Objective> Copy each line where the word "with" occurs.

Records supplied>
◆ ◆ ◆ ◆ ◆
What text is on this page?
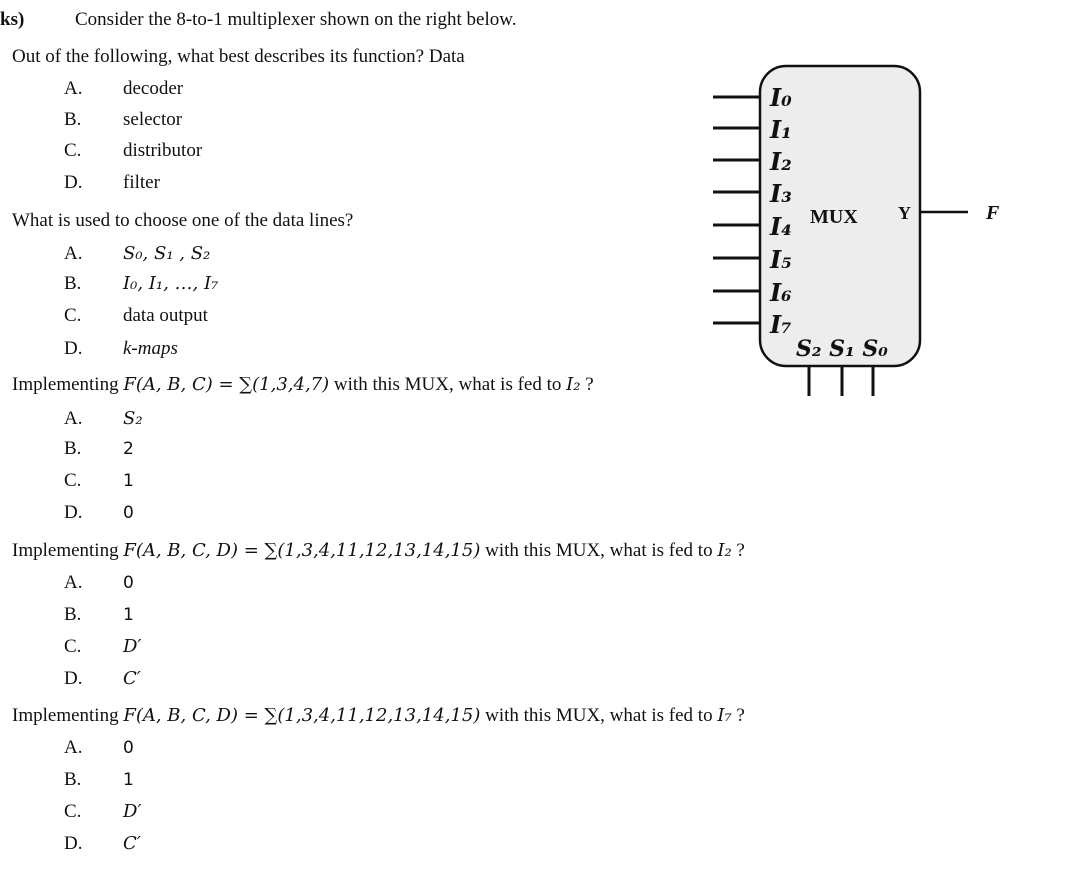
ks)	Consider the 8-to-1 multiplexer shown on the right below.
Out of the following, what best describes its function? Data
A. decoder
B. selector
C. distributor
D. filter
What is used to choose one of the data lines?
A. S₀, S₁ , S₂
B. I₀, I₁, …, I₇
C. data output
D. k-maps
Implementing F(A, B, C) = ∑(1,3,4,7) with this MUX, what is fed to I₂ ?
A. S₂
B. 2
C. 1
D. 0
Implementing F(A, B, C, D) = ∑(1,3,4,11,12,13,14,15) with this MUX, what is fed to I₂ ?
A. 0
B. 1
C. D′
D. C′
Implementing F(A, B, C, D) = ∑(1,3,4,11,12,13,14,15) with this MUX, what is fed to I₇ ?
A. 0
B. 1
C. D′
D. C′
I₀
I₁
I₂
I₃
I₄
I₅
I₆
I₇
MUX Y	F
S₂ S₁ S₀
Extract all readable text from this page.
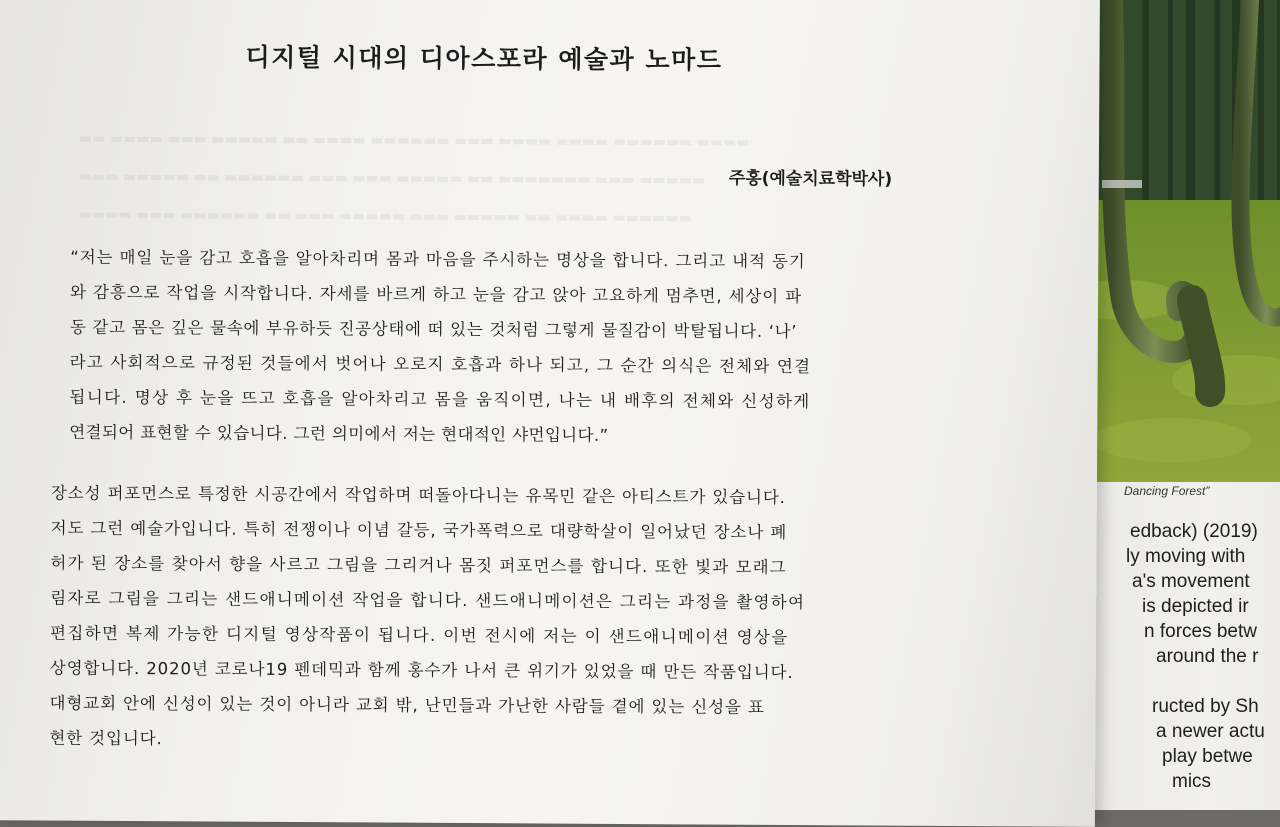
Dancing Forest”
edback) (2019)
ly moving with
a's movement
is depicted ir
n forces betw
around the r
ructed by Sh
a newer actu
play betwe
mics
▬▬ ▬▬▬▬ ▬▬▬ ▬▬▬▬▬ ▬▬ ▬▬▬▬ ▬▬▬▬▬▬ ▬▬▬ ▬▬▬▬ ▬▬▬▬ ▬▬▬▬▬▬ ▬▬▬▬
▬▬▬ ▬▬▬▬▬ ▬▬ ▬▬▬▬▬▬ ▬▬▬ ▬▬▬ ▬▬▬▬▬ ▬▬ ▬▬▬▬▬▬▬ ▬▬▬ ▬▬▬▬▬
▬▬▬▬ ▬▬▬ ▬▬▬▬▬▬ ▬▬ ▬▬▬ ▬▬▬▬▬ ▬▬▬ ▬▬▬▬▬ ▬▬ ▬▬▬▬ ▬▬▬▬▬▬
디지털 시대의 디아스포라 예술과 노마드
주홍(예술치료학박사)
“저는 매일 눈을 감고 호흡을 알아차리며 몸과 마음을 주시하는 명상을 합니다. 그리고 내적 동기
와 감흥으로 작업을 시작합니다. 자세를 바르게 하고 눈을 감고 앉아 고요하게 멈추면, 세상이 파
동 같고 몸은 깊은 물속에 부유하듯 진공상태에 떠 있는 것처럼 그렇게 물질감이 박탈됩니다. ‘나’
라고 사회적으로 규정된 것들에서 벗어나 오로지 호흡과 하나 되고, 그 순간 의식은 전체와 연결
됩니다. 명상 후 눈을 뜨고 호흡을 알아차리고 몸을 움직이면, 나는 내 배후의 전체와 신성하게
연결되어 표현할 수 있습니다. 그런 의미에서 저는 현대적인 샤먼입니다.”
장소성 퍼포먼스로 특정한 시공간에서 작업하며 떠돌아다니는 유목민 같은 아티스트가 있습니다.
저도 그런 예술가입니다. 특히 전쟁이나 이념 갈등, 국가폭력으로 대량학살이 일어났던 장소나 폐
허가 된 장소를 찾아서 향을 사르고 그림을 그리거나 몸짓 퍼포먼스를 합니다. 또한 빛과 모래그
림자로 그림을 그리는 샌드애니메이션 작업을 합니다. 샌드애니메이션은 그리는 과정을 촬영하여
편집하면 복제 가능한 디지털 영상작품이 됩니다. 이번 전시에 저는 이 샌드애니메이션 영상을
상영합니다. 2020년 코로나19 펜데믹과 함께 홍수가 나서 큰 위기가 있었을 때 만든 작품입니다.
대형교회 안에 신성이 있는 것이 아니라 교회 밖, 난민들과 가난한 사람들 곁에 있는 신성을 표
현한 것입니다.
◆ ◆ ◆ ◆ ◆
Written answer>
Implementing F(A, B, C) = ∑(1,3,4,7) with this MUX, what is fed to I₂ ?
Implementing F(A, B, C, D) = ∑(1,3,4,11,12,13,14,15) with this MUX, what is fed to I₂ ?
Implementing F(A, B, C, D) = ∑(1,3,4,11,12,13,14,15) with this MUX, what is fed to I₇ ?
ly moving with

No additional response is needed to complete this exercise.